Each entry below should be returned exactly as is, with the pictures removed.

━━━━━━

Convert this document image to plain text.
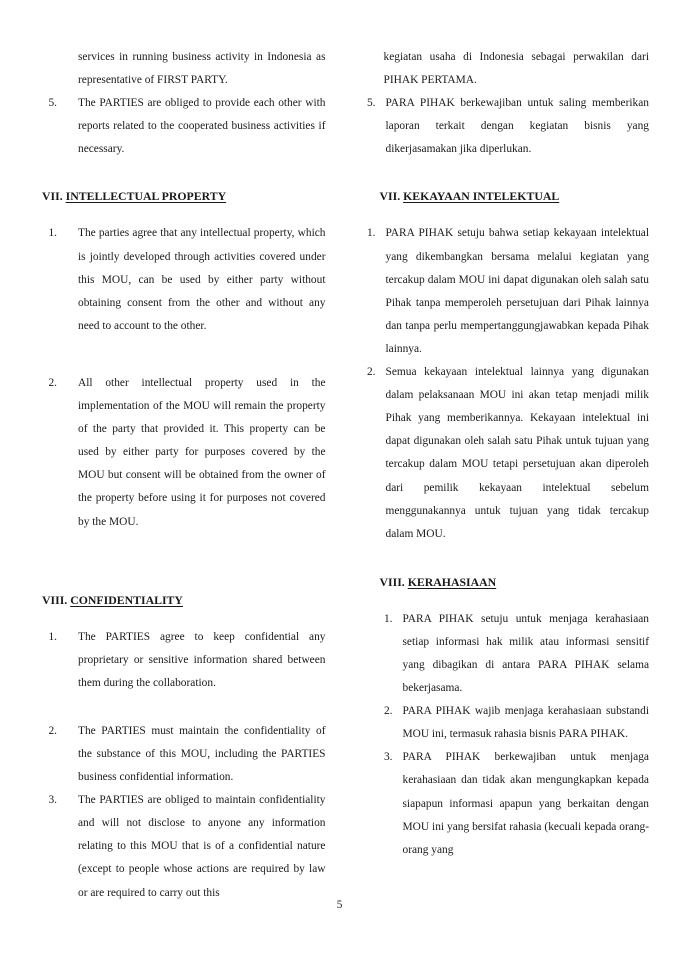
services in running business activity in Indonesia as representative of FIRST PARTY.

5. The PARTIES are obliged to provide each other with reports related to the cooperated business activities if necessary.
VII. INTELLECTUAL PROPERTY
1. The parties agree that any intellectual property, which is jointly developed through activities covered under this MOU, can be used by either party without obtaining consent from the other and without any need to account to the other.
2. All other intellectual property used in the implementation of the MOU will remain the property of the party that provided it. This property can be used by either party for purposes covered by the MOU but consent will be obtained from the owner of the property before using it for purposes not covered by the MOU.
VIII. CONFIDENTIALITY
1. The PARTIES agree to keep confidential any proprietary or sensitive information shared between them during the collaboration.
2. The PARTIES must maintain the confidentiality of the substance of this MOU, including the PARTIES business confidential information.
3. The PARTIES are obliged to maintain confidentiality and will not disclose to anyone any information relating to this MOU that is of a confidential nature (except to people whose actions are required by law or are required to carry out this

kegiatan usaha di Indonesia sebagai perwakilan dari PIHAK PERTAMA.

5. PARA PIHAK berkewajiban untuk saling memberikan laporan terkait dengan kegiatan bisnis yang dikerjasamakan jika diperlukan.
VII. KEKAYAAN INTELEKTUAL
1. PARA PIHAK setuju bahwa setiap kekayaan intelektual yang dikembangkan bersama melalui kegiatan yang tercakup dalam MOU ini dapat digunakan oleh salah satu Pihak tanpa memperoleh persetujuan dari Pihak lainnya dan tanpa perlu mempertanggungjawabkan kepada Pihak lainnya.
2. Semua kekayaan intelektual lainnya yang digunakan dalam pelaksanaan MOU ini akan tetap menjadi milik Pihak yang memberikannya. Kekayaan intelektual ini dapat digunakan oleh salah satu Pihak untuk tujuan yang tercakup dalam MOU tetapi persetujuan akan diperoleh dari pemilik kekayaan intelektual sebelum menggunakannya untuk tujuan yang tidak tercakup dalam MOU.
VIII. KERAHASIAAN
1. PARA PIHAK setuju untuk menjaga kerahasiaan setiap informasi hak milik atau informasi sensitif yang dibagikan di antara PARA PIHAK selama bekerjasama.
2. PARA PIHAK wajib menjaga kerahasiaan substandi MOU ini, termasuk rahasia bisnis PARA PIHAK.
3. PARA PIHAK berkewajiban untuk menjaga kerahasiaan dan tidak akan mengungkapkan kepada siapapun informasi apapun yang berkaitan dengan MOU ini yang bersifat rahasia (kecuali kepada orang-orang yang
5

━━━━━━

(Final result)
Convert this document image to plain text.
services in running business activity in Indonesia as representative of FIRST PARTY.

5. The PARTIES are obliged to provide each other with reports related to the cooperated business activities if necessary.
VII. INTELLECTUAL PROPERTY
1. The parties agree that any intellectual property, which is jointly developed through activities covered under this MOU, can be used by either party without obtaining consent from the other and without any need to account to the other.
2. All other intellectual property used in the implementation of the MOU will remain the property of the party that provided it. This property can be used by either party for purposes covered by the MOU but consent will be obtained from the owner of the property before using it for purposes not covered by the MOU.
VIII. CONFIDENTIALITY
1. The PARTIES agree to keep confidential any proprietary or sensitive information shared between them during the collaboration.
2. The PARTIES must maintain the confidentiality of the substance of this MOU, including the PARTIES business confidential information.
3. The PARTIES are obliged to maintain confidentiality and will not disclose to anyone any information relating to this MOU that is of a confidential nature (except to people whose actions are required by law or are required to carry out this

kegiatan usaha di Indonesia sebagai perwakilan dari PIHAK PERTAMA.

5. PARA PIHAK berkewajiban untuk saling memberikan laporan terkait dengan kegiatan bisnis yang dikerjasamakan jika diperlukan.
VII. KEKAYAAN INTELEKTUAL
1. PARA PIHAK setuju bahwa setiap kekayaan intelektual yang dikembangkan bersama melalui kegiatan yang tercakup dalam MOU ini dapat digunakan oleh salah satu Pihak tanpa memperoleh persetujuan dari Pihak lainnya dan tanpa perlu mempertanggungjawabkan kepada Pihak lainnya.
2. Semua kekayaan intelektual lainnya yang digunakan dalam pelaksanaan MOU ini akan tetap menjadi milik Pihak yang memberikannya. Kekayaan intelektual ini dapat digunakan oleh salah satu Pihak untuk tujuan yang tercakup dalam MOU tetapi persetujuan akan diperoleh dari pemilik kekayaan intelektual sebelum menggunakannya untuk tujuan yang tidak tercakup dalam MOU.
VIII. KERAHASIAAN
1. PARA PIHAK setuju untuk menjaga kerahasiaan setiap informasi hak milik atau informasi sensitif yang dibagikan di antara PARA PIHAK selama bekerjasama.
2. PARA PIHAK wajib menjaga kerahasiaan substandi MOU ini, termasuk rahasia bisnis PARA PIHAK.
3. PARA PIHAK berkewajiban untuk menjaga kerahasiaan dan tidak akan mengungkapkan kepada siapapun informasi apapun yang berkaitan dengan MOU ini yang bersifat rahasia (kecuali kepada orang-orang yang
5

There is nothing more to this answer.